◆ BRIEF A ◆
According to the article about Oren Lyons, what is the webbing of his lacrosse stick made of?
◆ BRIEF B ◆
Continue the article about Oren Lyons and lacrosse from where it stops.

◆ TEXT FOR ANALYSIS ◆

○ ○ ○ ○

“The game you have now in your hands belongs to our nation,” Oren Lyons said, raising his lacrosse stick, admiring the wood workmanship.
The stick, he said, represents the trees. The webbing, made of deer gut, “goes to the honor of our four-legged friends.”
“For us, lacrosse is a spiritual game — a connection to everything around us, not just a sport,” Lyons said. “We forget that and we miss what the game can still be.”
The Onondaga Nation faithkeeper is 81 now, one of the most respected of elders in the Native American community. Few who attended the first lady’s Let’s Move! Indian Country initiative knew of Lyon’s glorious athletic past. He was a college all-American who played goalie on Syracuse’s unbeaten 1957 national championship team featuring a guy who would become the NFL’s most indestructible running back, Brown, and whom Lyons still considers a close friend.
They also don’t remember his first of many trips to the White House in 1972, when Lyons led a caravan to the District to convince the Bureau of Indian Affairs to honor its treaties with Native American tribes — dubbed the Trail of Broken Treaties.

○ ○ ○ ○

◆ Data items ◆
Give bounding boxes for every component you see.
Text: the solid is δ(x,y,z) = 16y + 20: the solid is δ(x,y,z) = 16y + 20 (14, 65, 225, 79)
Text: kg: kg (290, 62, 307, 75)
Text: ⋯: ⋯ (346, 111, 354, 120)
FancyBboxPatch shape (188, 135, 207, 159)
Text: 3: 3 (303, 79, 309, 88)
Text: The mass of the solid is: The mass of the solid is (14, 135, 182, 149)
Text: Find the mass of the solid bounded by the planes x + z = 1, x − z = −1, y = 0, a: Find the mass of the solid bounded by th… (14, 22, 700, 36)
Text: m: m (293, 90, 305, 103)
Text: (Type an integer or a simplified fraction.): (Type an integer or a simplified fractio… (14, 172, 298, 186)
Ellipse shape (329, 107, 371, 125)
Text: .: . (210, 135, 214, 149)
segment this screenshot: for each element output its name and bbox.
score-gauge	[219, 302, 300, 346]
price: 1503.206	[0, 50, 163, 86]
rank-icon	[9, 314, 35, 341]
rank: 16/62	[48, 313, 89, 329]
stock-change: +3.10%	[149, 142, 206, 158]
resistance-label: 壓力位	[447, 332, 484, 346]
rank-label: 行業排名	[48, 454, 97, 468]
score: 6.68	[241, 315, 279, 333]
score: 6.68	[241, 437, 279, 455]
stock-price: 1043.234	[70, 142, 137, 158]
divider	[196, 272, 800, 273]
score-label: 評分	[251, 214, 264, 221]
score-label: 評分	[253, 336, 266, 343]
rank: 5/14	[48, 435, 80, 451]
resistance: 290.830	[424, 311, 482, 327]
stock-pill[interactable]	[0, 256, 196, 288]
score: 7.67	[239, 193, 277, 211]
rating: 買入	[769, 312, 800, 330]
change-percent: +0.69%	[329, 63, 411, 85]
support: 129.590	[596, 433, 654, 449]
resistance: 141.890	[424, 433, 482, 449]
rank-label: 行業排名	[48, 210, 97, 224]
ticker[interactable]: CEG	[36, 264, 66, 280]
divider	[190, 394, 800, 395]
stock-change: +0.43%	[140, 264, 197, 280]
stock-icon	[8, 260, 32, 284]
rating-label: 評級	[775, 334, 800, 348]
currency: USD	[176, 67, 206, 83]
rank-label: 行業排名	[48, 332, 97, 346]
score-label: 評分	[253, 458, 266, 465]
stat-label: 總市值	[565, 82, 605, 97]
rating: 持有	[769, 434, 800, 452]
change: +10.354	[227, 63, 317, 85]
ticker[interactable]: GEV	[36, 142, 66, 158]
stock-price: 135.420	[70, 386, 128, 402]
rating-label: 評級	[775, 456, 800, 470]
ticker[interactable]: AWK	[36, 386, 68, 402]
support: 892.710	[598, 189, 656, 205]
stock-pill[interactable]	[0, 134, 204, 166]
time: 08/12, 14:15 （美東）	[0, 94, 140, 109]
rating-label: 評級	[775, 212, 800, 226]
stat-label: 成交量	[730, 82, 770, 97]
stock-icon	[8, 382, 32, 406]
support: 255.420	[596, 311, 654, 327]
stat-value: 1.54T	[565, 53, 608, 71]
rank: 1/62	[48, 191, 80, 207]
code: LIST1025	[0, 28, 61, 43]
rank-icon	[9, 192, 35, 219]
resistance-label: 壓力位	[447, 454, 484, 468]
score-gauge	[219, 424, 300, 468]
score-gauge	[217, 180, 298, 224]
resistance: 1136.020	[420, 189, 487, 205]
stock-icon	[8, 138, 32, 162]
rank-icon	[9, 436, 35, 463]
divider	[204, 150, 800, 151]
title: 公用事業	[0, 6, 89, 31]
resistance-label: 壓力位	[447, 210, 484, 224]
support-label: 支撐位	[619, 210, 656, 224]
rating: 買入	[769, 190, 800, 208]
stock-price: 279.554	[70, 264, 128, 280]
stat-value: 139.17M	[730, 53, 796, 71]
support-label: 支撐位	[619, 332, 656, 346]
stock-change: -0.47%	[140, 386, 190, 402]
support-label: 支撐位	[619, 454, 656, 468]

○ ○ ○ ○

◆ WRITTEN RESPONSE A ◆
Deer gut.

◆ WRITTEN RESPONSE B ◆
Or that he was traveling with the Iroquois Nationals almost a year ago to the day when the team — only the people who invented the game — was forbidden from competing in the world championships in Manchester, England, because its members’ sovereign-nation passports were not honored in a post-9/11 environment.
“Today is not for that,” Lyons said, diplomatically. “Today is to show the children where the game came from, what it still means to us.”
He was asked whether many of America’s high schools that offer lacrosse as a sport — including those in the Washington area — pay enough homage to its origins.
“No, not really, not all of them,” Lyons said. “I’m disappointed in some of that, how lacrosse is represented. Lacrosse players are always looked up to in the Indian community. They are very much role models who many follow.”
Before Duke and Virginia won the national men’s titles in 2010 and 2011, respectively, their teams became lightning rods for criticism of the sport and the majority of rich, white kids who make up so many rosters. They included George Huguely V, the former star at Landon and Virginia player who was indicted in April on charges of murdering Yeardley Love, a player on the Virginia women’s team.
Good, solid people in the lacrosse community hate that, using the most unseemly national stories about the sport to label everyone who plays. What they need to realize is, it’s still very much a niche sport, in dire need of crossover appeal.
In that regard, the alternative isn’t writing up their kids’ game scores; it’s writing about a living legend that shelved his activism for the day so he could bring President Obama a souvenir from the Iroquois Confederacy.
“I’ve been here many times with many presidents,” Lyons said. “But it’s the first time with a lacrosse stick.”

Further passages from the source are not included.